In the entries below, find the lines that contain the word "detail" and copy them.

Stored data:
** Begin **

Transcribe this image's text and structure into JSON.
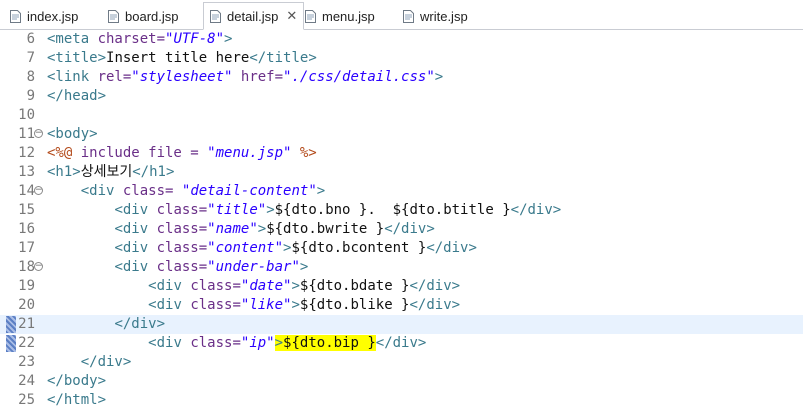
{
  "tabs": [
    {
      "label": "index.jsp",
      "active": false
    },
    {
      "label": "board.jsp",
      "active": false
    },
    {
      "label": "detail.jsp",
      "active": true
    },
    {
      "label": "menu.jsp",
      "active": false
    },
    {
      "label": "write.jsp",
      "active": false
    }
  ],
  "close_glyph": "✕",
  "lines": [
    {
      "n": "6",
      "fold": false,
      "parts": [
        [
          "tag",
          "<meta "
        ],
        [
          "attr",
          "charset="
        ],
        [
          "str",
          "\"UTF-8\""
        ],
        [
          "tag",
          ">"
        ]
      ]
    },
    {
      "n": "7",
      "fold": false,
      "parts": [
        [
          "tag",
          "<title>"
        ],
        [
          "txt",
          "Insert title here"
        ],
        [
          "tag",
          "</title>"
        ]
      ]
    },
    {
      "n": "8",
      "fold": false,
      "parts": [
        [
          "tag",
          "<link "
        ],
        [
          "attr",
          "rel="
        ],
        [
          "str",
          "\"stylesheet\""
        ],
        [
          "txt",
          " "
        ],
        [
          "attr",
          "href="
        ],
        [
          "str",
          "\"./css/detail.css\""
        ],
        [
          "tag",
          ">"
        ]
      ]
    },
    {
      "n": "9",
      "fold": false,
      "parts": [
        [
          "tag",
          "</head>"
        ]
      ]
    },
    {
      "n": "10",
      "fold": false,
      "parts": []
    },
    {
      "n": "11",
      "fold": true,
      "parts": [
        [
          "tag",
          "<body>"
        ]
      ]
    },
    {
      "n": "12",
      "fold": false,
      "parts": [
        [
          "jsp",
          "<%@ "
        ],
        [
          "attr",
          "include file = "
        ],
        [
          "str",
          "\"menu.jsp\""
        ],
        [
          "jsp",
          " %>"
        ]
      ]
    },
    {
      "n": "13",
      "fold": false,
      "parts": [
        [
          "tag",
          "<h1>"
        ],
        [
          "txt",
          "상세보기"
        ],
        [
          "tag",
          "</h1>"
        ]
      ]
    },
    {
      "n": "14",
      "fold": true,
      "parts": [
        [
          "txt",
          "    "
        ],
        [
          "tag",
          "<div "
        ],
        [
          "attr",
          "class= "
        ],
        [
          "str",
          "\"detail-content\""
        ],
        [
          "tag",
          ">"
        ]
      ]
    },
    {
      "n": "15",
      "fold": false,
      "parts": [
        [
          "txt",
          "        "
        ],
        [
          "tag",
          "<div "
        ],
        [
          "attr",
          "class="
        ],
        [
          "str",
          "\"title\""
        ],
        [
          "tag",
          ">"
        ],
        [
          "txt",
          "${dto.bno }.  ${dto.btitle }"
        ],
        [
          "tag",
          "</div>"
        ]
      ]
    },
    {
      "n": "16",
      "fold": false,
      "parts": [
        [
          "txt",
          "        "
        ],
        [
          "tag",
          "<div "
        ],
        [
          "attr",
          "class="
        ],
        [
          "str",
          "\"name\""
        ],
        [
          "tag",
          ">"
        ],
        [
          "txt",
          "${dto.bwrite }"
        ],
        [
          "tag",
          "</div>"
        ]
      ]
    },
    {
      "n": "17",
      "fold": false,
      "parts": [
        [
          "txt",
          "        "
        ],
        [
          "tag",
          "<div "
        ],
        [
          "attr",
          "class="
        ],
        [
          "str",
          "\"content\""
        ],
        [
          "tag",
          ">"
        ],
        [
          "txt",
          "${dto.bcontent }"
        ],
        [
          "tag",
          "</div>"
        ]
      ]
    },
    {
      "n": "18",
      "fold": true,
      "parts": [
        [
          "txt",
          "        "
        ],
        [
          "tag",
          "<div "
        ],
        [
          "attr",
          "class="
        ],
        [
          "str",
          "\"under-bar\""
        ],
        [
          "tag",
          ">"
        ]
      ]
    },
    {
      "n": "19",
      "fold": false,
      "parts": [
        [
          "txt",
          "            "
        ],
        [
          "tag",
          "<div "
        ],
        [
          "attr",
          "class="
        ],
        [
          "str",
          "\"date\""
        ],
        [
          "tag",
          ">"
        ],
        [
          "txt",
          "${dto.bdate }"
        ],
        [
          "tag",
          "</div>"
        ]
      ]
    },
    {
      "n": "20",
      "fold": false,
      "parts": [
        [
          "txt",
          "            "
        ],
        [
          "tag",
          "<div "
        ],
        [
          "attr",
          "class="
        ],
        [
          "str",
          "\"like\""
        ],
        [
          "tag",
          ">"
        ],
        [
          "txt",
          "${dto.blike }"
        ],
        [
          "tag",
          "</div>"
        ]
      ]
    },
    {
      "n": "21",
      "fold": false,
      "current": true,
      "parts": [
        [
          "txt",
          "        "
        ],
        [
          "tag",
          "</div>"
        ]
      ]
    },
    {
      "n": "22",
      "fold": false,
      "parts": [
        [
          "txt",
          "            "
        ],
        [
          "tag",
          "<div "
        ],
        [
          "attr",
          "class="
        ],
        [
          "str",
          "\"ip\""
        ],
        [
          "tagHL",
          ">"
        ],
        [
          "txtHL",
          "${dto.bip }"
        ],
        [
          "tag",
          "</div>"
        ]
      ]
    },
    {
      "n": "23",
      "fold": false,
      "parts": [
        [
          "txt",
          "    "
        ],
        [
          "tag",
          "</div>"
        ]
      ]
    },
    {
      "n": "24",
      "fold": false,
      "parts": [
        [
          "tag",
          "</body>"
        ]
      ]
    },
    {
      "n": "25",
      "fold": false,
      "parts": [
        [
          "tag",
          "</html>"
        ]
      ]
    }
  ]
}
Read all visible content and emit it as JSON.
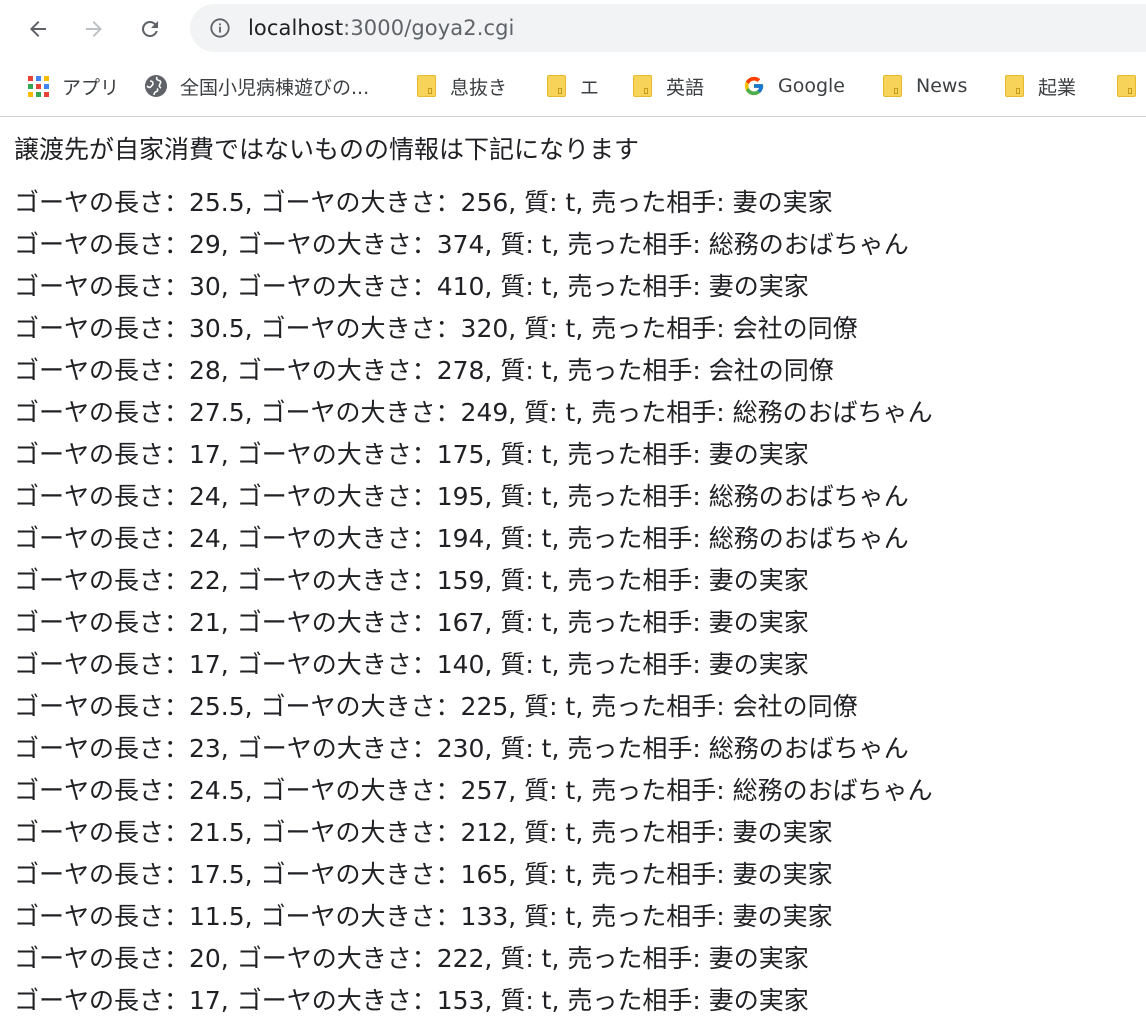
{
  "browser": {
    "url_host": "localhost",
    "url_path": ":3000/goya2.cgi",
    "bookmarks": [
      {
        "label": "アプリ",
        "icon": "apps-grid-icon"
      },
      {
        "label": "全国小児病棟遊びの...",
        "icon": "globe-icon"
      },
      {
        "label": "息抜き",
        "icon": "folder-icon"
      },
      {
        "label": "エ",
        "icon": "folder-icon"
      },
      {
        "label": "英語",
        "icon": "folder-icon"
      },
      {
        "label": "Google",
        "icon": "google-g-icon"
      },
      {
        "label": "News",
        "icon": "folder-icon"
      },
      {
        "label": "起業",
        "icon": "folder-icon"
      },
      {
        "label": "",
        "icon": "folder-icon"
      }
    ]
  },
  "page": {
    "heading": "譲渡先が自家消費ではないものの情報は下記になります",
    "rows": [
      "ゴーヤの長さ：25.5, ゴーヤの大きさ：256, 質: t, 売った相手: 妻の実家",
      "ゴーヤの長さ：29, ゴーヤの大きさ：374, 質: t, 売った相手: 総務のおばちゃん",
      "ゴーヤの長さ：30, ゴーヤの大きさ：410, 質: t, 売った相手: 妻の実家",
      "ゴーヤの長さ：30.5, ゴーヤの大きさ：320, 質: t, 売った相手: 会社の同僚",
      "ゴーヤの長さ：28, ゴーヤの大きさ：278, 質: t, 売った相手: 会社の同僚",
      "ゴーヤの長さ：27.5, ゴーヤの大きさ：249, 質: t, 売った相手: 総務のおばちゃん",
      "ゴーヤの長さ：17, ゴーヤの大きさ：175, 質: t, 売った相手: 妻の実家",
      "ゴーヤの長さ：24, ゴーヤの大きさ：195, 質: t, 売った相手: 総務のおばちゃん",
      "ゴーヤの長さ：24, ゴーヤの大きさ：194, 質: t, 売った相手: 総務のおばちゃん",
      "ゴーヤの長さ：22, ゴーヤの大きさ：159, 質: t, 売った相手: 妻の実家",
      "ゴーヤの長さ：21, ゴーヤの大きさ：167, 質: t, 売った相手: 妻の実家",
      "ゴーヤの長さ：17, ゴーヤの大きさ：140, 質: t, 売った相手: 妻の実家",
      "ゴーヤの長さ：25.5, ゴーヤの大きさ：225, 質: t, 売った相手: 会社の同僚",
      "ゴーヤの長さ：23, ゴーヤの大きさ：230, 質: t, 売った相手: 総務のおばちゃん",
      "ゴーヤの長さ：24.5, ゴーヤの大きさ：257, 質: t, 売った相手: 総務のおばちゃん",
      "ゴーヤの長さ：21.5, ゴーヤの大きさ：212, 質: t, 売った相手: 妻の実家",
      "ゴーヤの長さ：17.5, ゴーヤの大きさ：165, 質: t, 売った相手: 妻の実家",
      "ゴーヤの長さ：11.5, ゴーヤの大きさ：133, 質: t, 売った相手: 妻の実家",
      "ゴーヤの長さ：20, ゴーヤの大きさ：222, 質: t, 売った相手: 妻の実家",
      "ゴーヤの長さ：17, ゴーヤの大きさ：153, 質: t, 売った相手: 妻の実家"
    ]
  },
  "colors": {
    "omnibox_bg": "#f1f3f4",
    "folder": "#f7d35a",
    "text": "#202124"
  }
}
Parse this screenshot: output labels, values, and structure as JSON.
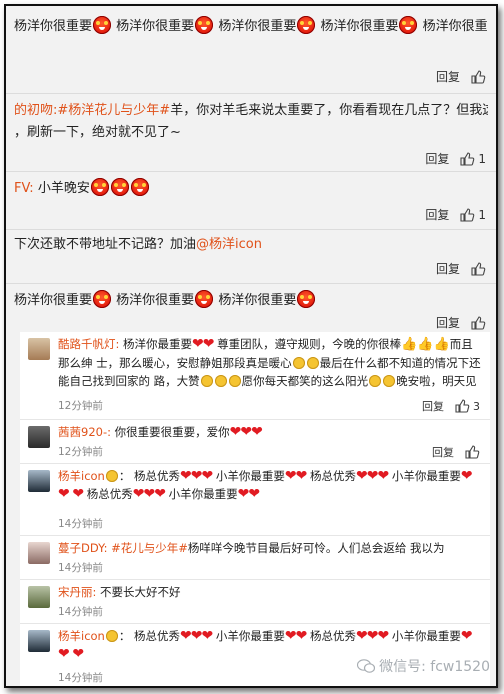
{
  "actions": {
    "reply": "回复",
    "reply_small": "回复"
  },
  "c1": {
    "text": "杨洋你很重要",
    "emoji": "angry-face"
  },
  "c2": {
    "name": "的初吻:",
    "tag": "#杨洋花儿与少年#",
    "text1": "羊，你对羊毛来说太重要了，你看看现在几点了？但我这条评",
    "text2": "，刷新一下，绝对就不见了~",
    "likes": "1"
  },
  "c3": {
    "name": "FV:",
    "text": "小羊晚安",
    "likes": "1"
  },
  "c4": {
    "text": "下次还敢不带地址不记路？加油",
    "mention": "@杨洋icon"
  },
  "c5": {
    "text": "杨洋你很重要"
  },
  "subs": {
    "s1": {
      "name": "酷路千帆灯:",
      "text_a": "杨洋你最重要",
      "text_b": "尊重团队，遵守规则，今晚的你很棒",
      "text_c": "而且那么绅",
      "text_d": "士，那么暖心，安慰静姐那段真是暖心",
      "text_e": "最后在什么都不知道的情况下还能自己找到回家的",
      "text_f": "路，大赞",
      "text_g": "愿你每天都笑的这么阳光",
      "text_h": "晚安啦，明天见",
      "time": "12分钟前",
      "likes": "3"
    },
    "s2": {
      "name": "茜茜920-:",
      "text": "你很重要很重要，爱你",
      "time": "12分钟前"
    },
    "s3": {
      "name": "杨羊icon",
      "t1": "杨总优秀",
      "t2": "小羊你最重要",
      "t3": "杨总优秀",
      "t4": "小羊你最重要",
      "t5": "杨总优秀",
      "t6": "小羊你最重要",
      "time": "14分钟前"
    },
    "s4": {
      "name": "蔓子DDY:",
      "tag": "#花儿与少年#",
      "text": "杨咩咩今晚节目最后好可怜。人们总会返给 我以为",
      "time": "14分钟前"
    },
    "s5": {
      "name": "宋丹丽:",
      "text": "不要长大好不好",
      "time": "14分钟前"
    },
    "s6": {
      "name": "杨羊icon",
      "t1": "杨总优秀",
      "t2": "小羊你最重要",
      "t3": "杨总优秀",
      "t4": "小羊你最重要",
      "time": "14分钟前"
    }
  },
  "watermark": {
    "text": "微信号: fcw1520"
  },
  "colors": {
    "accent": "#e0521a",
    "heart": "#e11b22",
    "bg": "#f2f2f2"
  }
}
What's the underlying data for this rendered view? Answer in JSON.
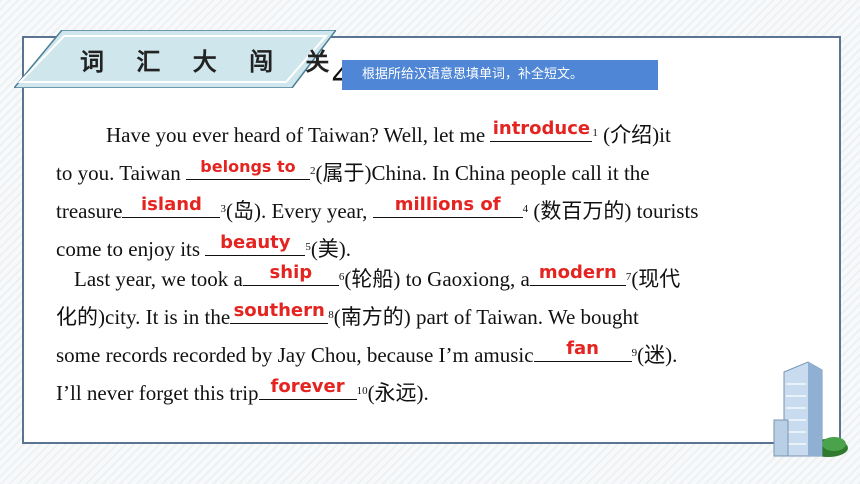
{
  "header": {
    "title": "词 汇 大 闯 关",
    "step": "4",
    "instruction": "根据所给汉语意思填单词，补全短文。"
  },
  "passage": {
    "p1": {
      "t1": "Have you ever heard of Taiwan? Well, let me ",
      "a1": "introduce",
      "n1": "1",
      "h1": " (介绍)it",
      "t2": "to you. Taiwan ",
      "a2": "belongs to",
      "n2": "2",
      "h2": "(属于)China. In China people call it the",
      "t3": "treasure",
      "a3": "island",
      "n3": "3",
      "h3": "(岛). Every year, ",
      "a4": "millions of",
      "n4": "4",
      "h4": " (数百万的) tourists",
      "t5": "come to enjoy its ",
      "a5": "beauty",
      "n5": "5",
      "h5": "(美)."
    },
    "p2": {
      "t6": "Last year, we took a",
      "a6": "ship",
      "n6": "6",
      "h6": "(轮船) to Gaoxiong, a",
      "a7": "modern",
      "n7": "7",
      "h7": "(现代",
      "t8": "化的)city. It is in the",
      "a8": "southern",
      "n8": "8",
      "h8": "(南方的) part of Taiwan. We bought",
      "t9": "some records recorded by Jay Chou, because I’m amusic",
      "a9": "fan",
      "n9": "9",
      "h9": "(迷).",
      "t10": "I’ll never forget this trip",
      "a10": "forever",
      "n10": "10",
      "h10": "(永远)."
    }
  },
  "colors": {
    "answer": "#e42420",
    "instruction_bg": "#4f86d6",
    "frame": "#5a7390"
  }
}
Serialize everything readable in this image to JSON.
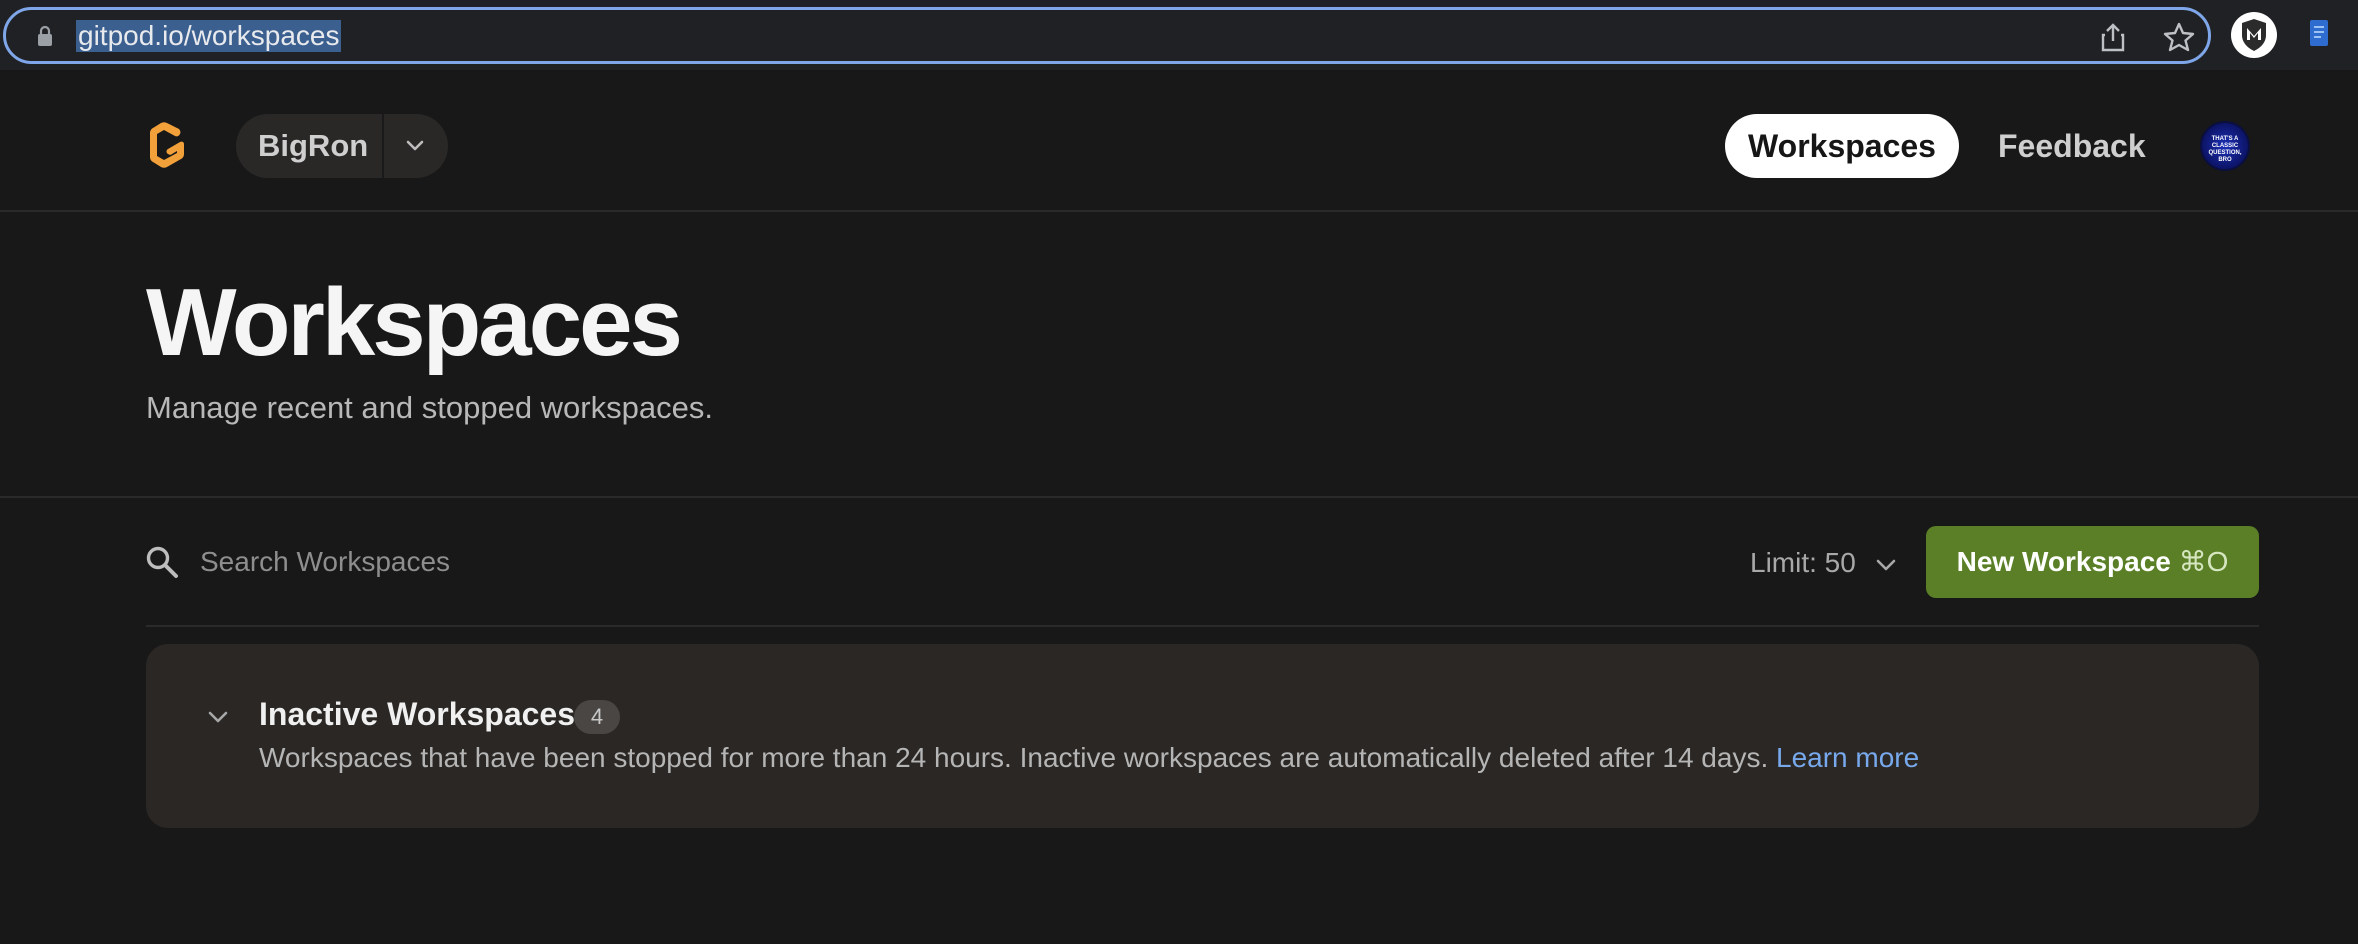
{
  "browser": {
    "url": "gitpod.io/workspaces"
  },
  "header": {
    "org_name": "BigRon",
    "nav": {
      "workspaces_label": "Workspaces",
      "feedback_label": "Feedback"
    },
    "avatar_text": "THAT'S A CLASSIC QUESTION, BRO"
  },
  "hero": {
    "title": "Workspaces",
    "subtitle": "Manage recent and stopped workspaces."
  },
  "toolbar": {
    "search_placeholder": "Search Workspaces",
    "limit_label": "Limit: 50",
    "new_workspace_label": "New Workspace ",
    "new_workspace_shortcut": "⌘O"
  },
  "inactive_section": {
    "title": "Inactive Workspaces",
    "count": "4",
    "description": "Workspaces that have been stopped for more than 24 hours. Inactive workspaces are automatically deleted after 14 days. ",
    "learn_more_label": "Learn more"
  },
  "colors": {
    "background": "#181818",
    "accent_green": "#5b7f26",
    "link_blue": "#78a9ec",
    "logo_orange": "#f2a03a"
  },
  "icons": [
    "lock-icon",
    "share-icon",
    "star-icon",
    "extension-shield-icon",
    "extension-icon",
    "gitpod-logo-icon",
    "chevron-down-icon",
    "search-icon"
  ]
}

** End **

## Response to this exercise
      "label": "detail.jsp",
          "\"./css/detail.css\""
          "\"detail-content\""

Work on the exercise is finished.